- _What to do_: Pull out every line in the records that contains the word "their".

## Start

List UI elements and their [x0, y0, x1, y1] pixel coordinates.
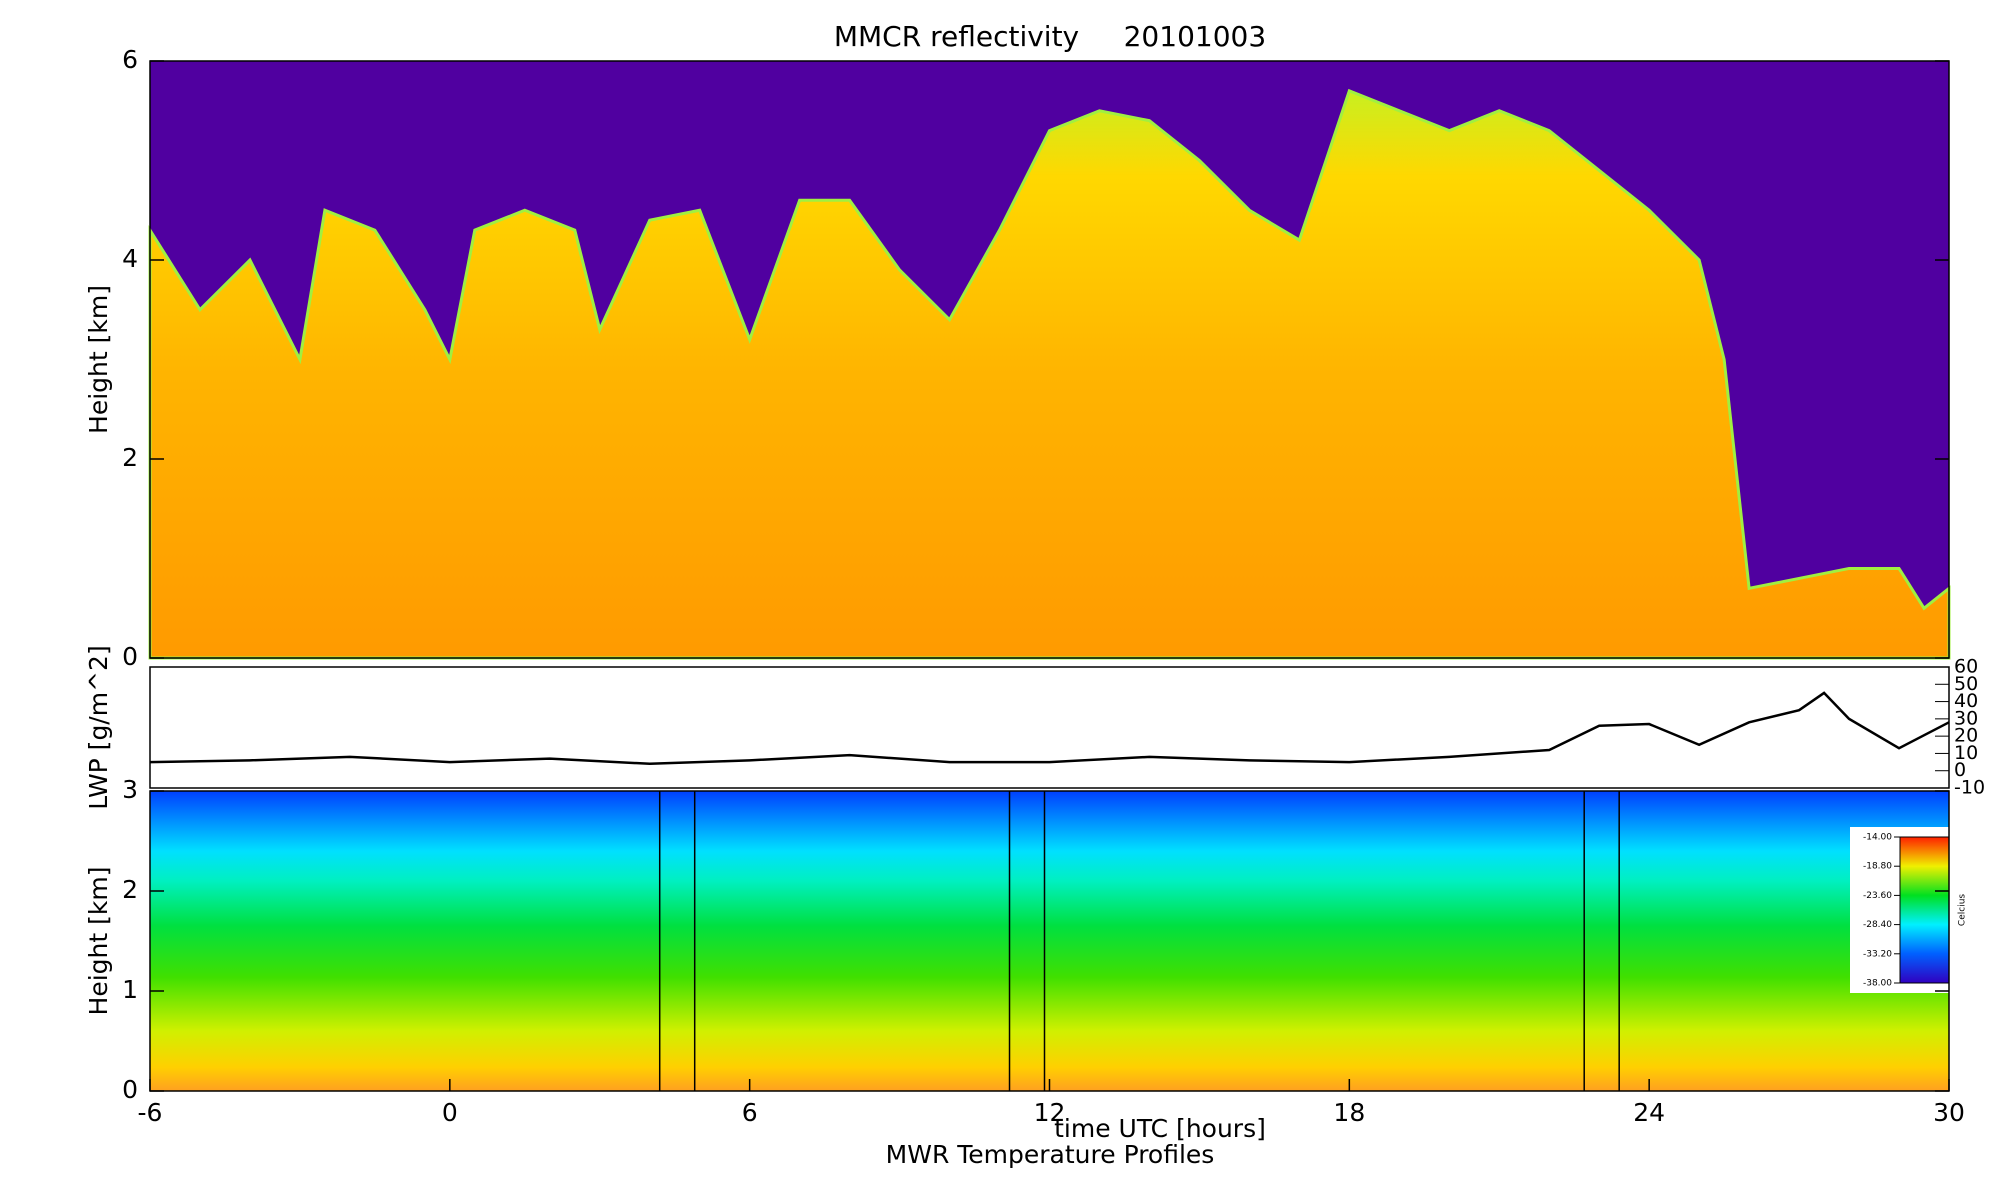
plot-frame: [149, 60, 1950, 659]
y-tick-label: 6: [122, 45, 138, 74]
x-tick-label: 24: [1633, 1098, 1665, 1127]
reflectivity-area: [148, 88, 1951, 660]
chart-title: MMCR reflectivity 20101003: [834, 20, 1266, 53]
plot-frame: [149, 666, 1950, 789]
y-tick-label: 30: [1954, 707, 1978, 729]
y-tick-label: 60: [1954, 656, 1978, 678]
colorbar-tick-label: -14.00: [1863, 833, 1892, 843]
x-tick-label: 6: [742, 1098, 758, 1127]
colorbar-label: Celcius: [1958, 894, 1968, 926]
colorbar-tick-label: -23.60: [1863, 891, 1892, 901]
x-tick-label: 0: [442, 1098, 458, 1127]
y-axis-label: Height [km]: [84, 285, 113, 434]
y-tick-label: 0: [1954, 759, 1966, 781]
temperature-field: [150, 791, 1949, 1091]
y-tick-label: -10: [1954, 777, 1985, 799]
colorbar-tick-label: -28.40: [1863, 920, 1892, 930]
colorbar-tick-label: -33.20: [1863, 949, 1892, 959]
x-tick-label: 18: [1333, 1098, 1365, 1127]
x-tick-label: 12: [1034, 1098, 1066, 1127]
colorbar: [1899, 836, 1950, 984]
plot-frame: [149, 790, 1950, 1092]
y-axis-label: Height [km]: [84, 867, 113, 1016]
x-axis-label: time UTC [hours]: [1054, 1114, 1266, 1143]
colorbar-tick-label: -38.00: [1863, 979, 1892, 989]
x-tick-label: 30: [1933, 1098, 1965, 1127]
y-tick-label: 1: [122, 975, 138, 1004]
y-axis-label: LWP [g/m^2]: [84, 645, 113, 809]
y-tick-label: 2: [122, 875, 138, 904]
y-tick-label: 0: [122, 1075, 138, 1104]
y-tick-label: 40: [1954, 690, 1978, 712]
colorbar-tick-label: -18.80: [1863, 862, 1892, 872]
y-tick-label: 4: [122, 244, 138, 273]
y-tick-label: 10: [1954, 742, 1978, 764]
y-tick-label: 0: [122, 642, 138, 671]
x-tick-label: -6: [138, 1098, 163, 1127]
subtitle: MWR Temperature Profiles: [886, 1140, 1215, 1169]
y-tick-label: 20: [1954, 725, 1978, 747]
lwp-line: [149, 691, 1950, 766]
y-tick-label: 50: [1954, 673, 1978, 695]
y-tick-label: 3: [122, 775, 138, 804]
y-tick-label: 2: [122, 443, 138, 472]
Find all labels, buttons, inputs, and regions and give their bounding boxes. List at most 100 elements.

## End

- _Response for this exercise_:
List UI elements and their [x0, y0, x1, y1] pixel coordinates.
Find all labels, buttons, inputs, and regions and give their bounding boxes. List at most 100 elements.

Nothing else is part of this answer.